## START Data

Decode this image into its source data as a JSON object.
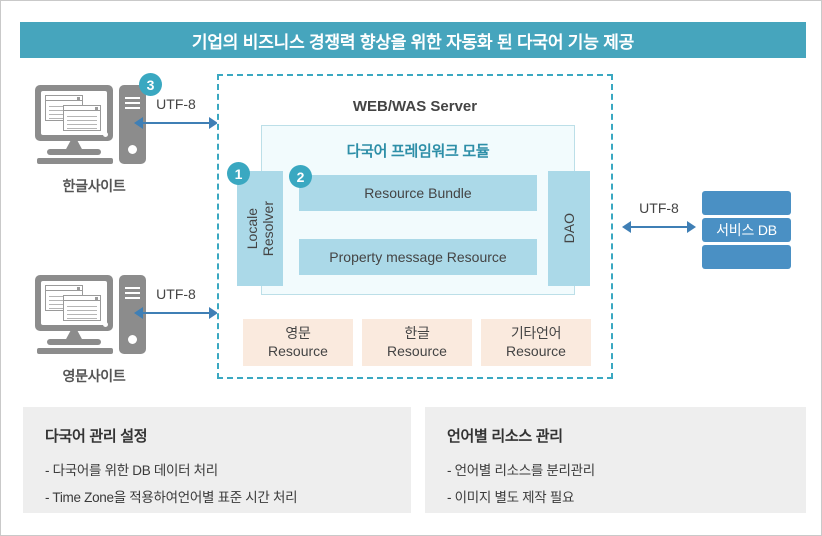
{
  "header": {
    "title": "기업의 비즈니스 경쟁력 향상을 위한 자동화 된 다국어 기능 제공"
  },
  "clients": [
    {
      "label": "한글사이트",
      "badge": "3",
      "icon": "desktop-computer-icon"
    },
    {
      "label": "영문사이트",
      "badge": "",
      "icon": "desktop-computer-icon"
    }
  ],
  "arrows": {
    "client_top": "UTF-8",
    "client_bottom": "UTF-8",
    "db": "UTF-8"
  },
  "server": {
    "title": "WEB/WAS Server",
    "framework_title": "다국어 프레임워크 모듈",
    "locale_resolver": {
      "label": "Locale\nResolver",
      "line1": "Locale",
      "line2": "Resolver",
      "badge": "1"
    },
    "resource_bundle": {
      "label": "Resource Bundle",
      "badge": "2"
    },
    "property_resource": {
      "label": "Property message Resource"
    },
    "dao": {
      "label": "DAO"
    },
    "language_resources": [
      {
        "line1": "영문",
        "line2": "Resource"
      },
      {
        "line1": "한글",
        "line2": "Resource"
      },
      {
        "line1": "기타언어",
        "line2": "Resource"
      }
    ]
  },
  "database": {
    "label": "서비스 DB"
  },
  "panels": [
    {
      "title": "다국어 관리 설정",
      "items": [
        "- 다국어를 위한 DB 데이터 처리",
        "- Time Zone을 적용하여언어별 표준 시간 처리"
      ]
    },
    {
      "title": "언어별 리소스 관리",
      "items": [
        "- 언어별 리소스를 분리관리",
        "- 이미지 별도 제작 필요"
      ]
    }
  ],
  "colors": {
    "header_bg": "#46a5bd",
    "accent_teal": "#3aa8c1",
    "inner_box": "#abd9e8",
    "framework_bg": "#f2fbfd",
    "lang_resource_bg": "#faeade",
    "db_bar": "#4a90c4",
    "arrow": "#3f7fb5",
    "panel_bg": "#eeeeee"
  }
}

## END Data

What you have to do: Except for the pictures, print the data above exactly.

Exercise solution:
Decode this image into its source data as a JSON object.
{
  "header": {
    "title": "기업의 비즈니스 경쟁력 향상을 위한 자동화 된 다국어 기능 제공"
  },
  "clients": [
    {
      "label": "한글사이트",
      "badge": "3",
      "icon": "desktop-computer-icon"
    },
    {
      "label": "영문사이트",
      "badge": "",
      "icon": "desktop-computer-icon"
    }
  ],
  "arrows": {
    "client_top": "UTF-8",
    "client_bottom": "UTF-8",
    "db": "UTF-8"
  },
  "server": {
    "title": "WEB/WAS Server",
    "framework_title": "다국어 프레임워크 모듈",
    "locale_resolver": {
      "label": "Locale\nResolver",
      "line1": "Locale",
      "line2": "Resolver",
      "badge": "1"
    },
    "resource_bundle": {
      "label": "Resource Bundle",
      "badge": "2"
    },
    "property_resource": {
      "label": "Property message Resource"
    },
    "dao": {
      "label": "DAO"
    },
    "language_resources": [
      {
        "line1": "영문",
        "line2": "Resource"
      },
      {
        "line1": "한글",
        "line2": "Resource"
      },
      {
        "line1": "기타언어",
        "line2": "Resource"
      }
    ]
  },
  "database": {
    "label": "서비스 DB"
  },
  "panels": [
    {
      "title": "다국어 관리 설정",
      "items": [
        "- 다국어를 위한 DB 데이터 처리",
        "- Time Zone을 적용하여언어별 표준 시간 처리"
      ]
    },
    {
      "title": "언어별 리소스 관리",
      "items": [
        "- 언어별 리소스를 분리관리",
        "- 이미지 별도 제작 필요"
      ]
    }
  ],
  "colors": {
    "header_bg": "#46a5bd",
    "accent_teal": "#3aa8c1",
    "inner_box": "#abd9e8",
    "framework_bg": "#f2fbfd",
    "lang_resource_bg": "#faeade",
    "db_bar": "#4a90c4",
    "arrow": "#3f7fb5",
    "panel_bg": "#eeeeee"
  }
}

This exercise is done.